▶ **Job**
Make an exact copy of the records, dropping all pictures.
----
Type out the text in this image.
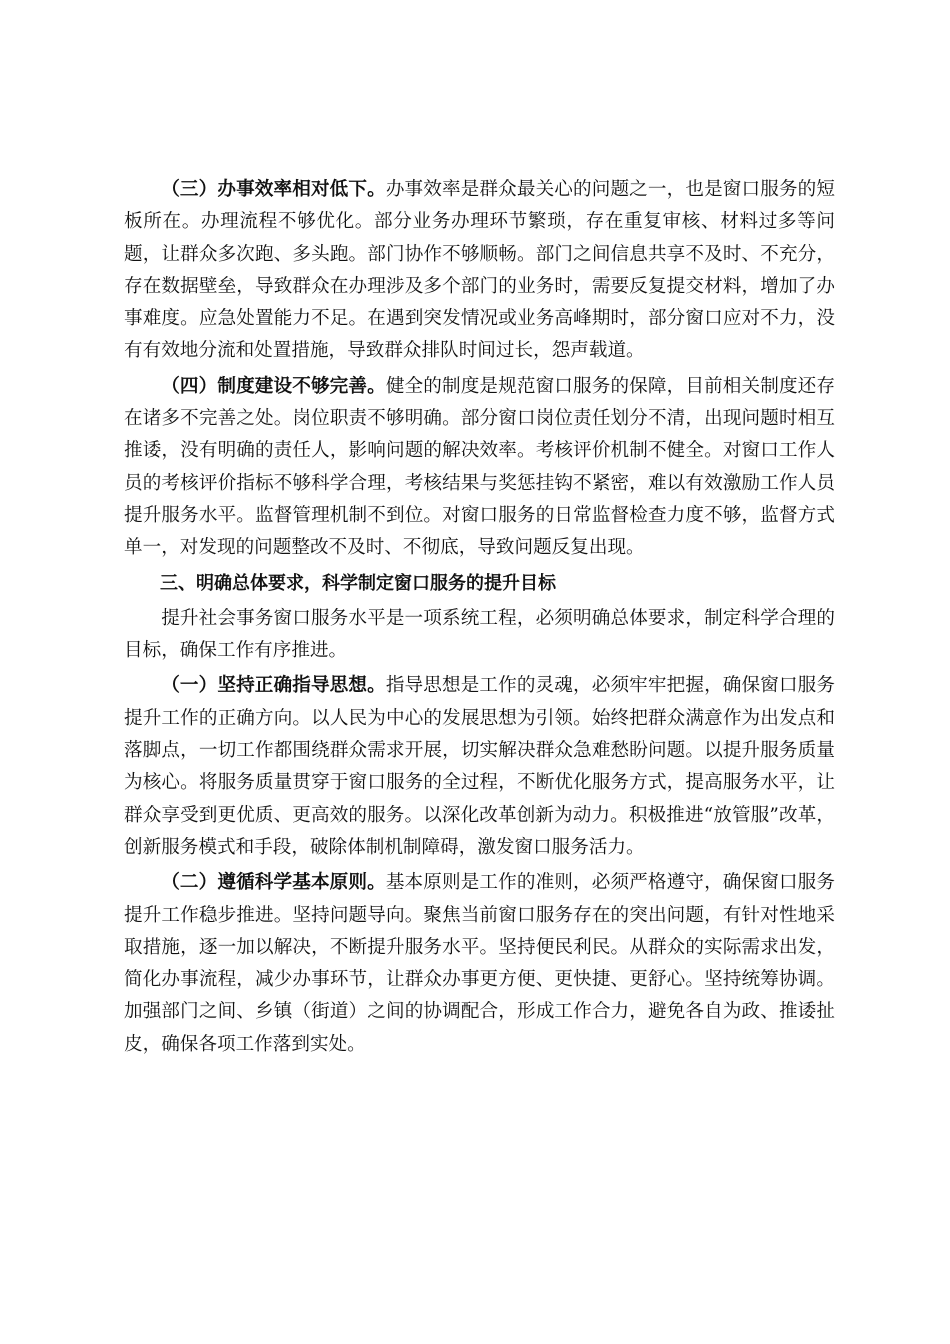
（三）办事效率相对低下。办事效率是群众最关心的问题之一，也是窗口服务的短板所在。办理流程不够优化。部分业务办理环节繁琐，存在重复审核、材料过多等问题，让群众多次跑、多头跑。部门协作不够顺畅。部门之间信息共享不及时、不充分，存在数据壁垒，导致群众在办理涉及多个部门的业务时，需要反复提交材料，增加了办事难度。应急处置能力不足。在遇到突发情况或业务高峰期时，部分窗口应对不力，没有有效地分流和处置措施，导致群众排队时间过长，怨声载道。

（四）制度建设不够完善。健全的制度是规范窗口服务的保障，目前相关制度还存在诸多不完善之处。岗位职责不够明确。部分窗口岗位责任划分不清，出现问题时相互推诿，没有明确的责任人，影响问题的解决效率。考核评价机制不健全。对窗口工作人员的考核评价指标不够科学合理，考核结果与奖惩挂钩不紧密，难以有效激励工作人员提升服务水平。监督管理机制不到位。对窗口服务的日常监督检查力度不够，监督方式单一，对发现的问题整改不及时、不彻底，导致问题反复出现。

三、明确总体要求，科学制定窗口服务的提升目标

提升社会事务窗口服务水平是一项系统工程，必须明确总体要求，制定科学合理的目标，确保工作有序推进。

（一）坚持正确指导思想。指导思想是工作的灵魂，必须牢牢把握，确保窗口服务提升工作的正确方向。以人民为中心的发展思想为引领。始终把群众满意作为出发点和落脚点，一切工作都围绕群众需求开展，切实解决群众急难愁盼问题。以提升服务质量为核心。将服务质量贯穿于窗口服务的全过程，不断优化服务方式，提高服务水平，让群众享受到更优质、更高效的服务。以深化改革创新为动力。积极推进“放管服”改革，创新服务模式和手段，破除体制机制障碍，激发窗口服务活力。

（二）遵循科学基本原则。基本原则是工作的准则，必须严格遵守，确保窗口服务提升工作稳步推进。坚持问题导向。聚焦当前窗口服务存在的突出问题，有针对性地采取措施，逐一加以解决，不断提升服务水平。坚持便民利民。从群众的实际需求出发，简化办事流程，减少办事环节，让群众办事更方便、更快捷、更舒心。坚持统筹协调。加强部门之间、乡镇（街道）之间的协调配合，形成工作合力，避免各自为政、推诿扯皮，确保各项工作落到实处。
----
▶ **Answer for this exercise**
Type out the text in this image.
（三）办事效率相对低下。办事效率是群众最关心的问题之一，也是窗口服务的短板所在。办理流程不够优化。部分业务办理环节繁琐，存在重复审核、材料过多等问题，让群众多次跑、多头跑。部门协作不够顺畅。部门之间信息共享不及时、不充分，存在数据壁垒，导致群众在办理涉及多个部门的业务时，需要反复提交材料，增加了办事难度。应急处置能力不足。在遇到突发情况或业务高峰期时，部分窗口应对不力，没有有效地分流和处置措施，导致群众排队时间过长，怨声载道。

（四）制度建设不够完善。健全的制度是规范窗口服务的保障，目前相关制度还存在诸多不完善之处。岗位职责不够明确。部分窗口岗位责任划分不清，出现问题时相互推诿，没有明确的责任人，影响问题的解决效率。考核评价机制不健全。对窗口工作人员的考核评价指标不够科学合理，考核结果与奖惩挂钩不紧密，难以有效激励工作人员提升服务水平。监督管理机制不到位。对窗口服务的日常监督检查力度不够，监督方式单一，对发现的问题整改不及时、不彻底，导致问题反复出现。

三、明确总体要求，科学制定窗口服务的提升目标

提升社会事务窗口服务水平是一项系统工程，必须明确总体要求，制定科学合理的目标，确保工作有序推进。

（一）坚持正确指导思想。指导思想是工作的灵魂，必须牢牢把握，确保窗口服务提升工作的正确方向。以人民为中心的发展思想为引领。始终把群众满意作为出发点和落脚点，一切工作都围绕群众需求开展，切实解决群众急难愁盼问题。以提升服务质量为核心。将服务质量贯穿于窗口服务的全过程，不断优化服务方式，提高服务水平，让群众享受到更优质、更高效的服务。以深化改革创新为动力。积极推进“放管服”改革，创新服务模式和手段，破除体制机制障碍，激发窗口服务活力。

（二）遵循科学基本原则。基本原则是工作的准则，必须严格遵守，确保窗口服务提升工作稳步推进。坚持问题导向。聚焦当前窗口服务存在的突出问题，有针对性地采取措施，逐一加以解决，不断提升服务水平。坚持便民利民。从群众的实际需求出发，简化办事流程，减少办事环节，让群众办事更方便、更快捷、更舒心。坚持统筹协调。加强部门之间、乡镇（街道）之间的协调配合，形成工作合力，避免各自为政、推诿扯皮，确保各项工作落到实处。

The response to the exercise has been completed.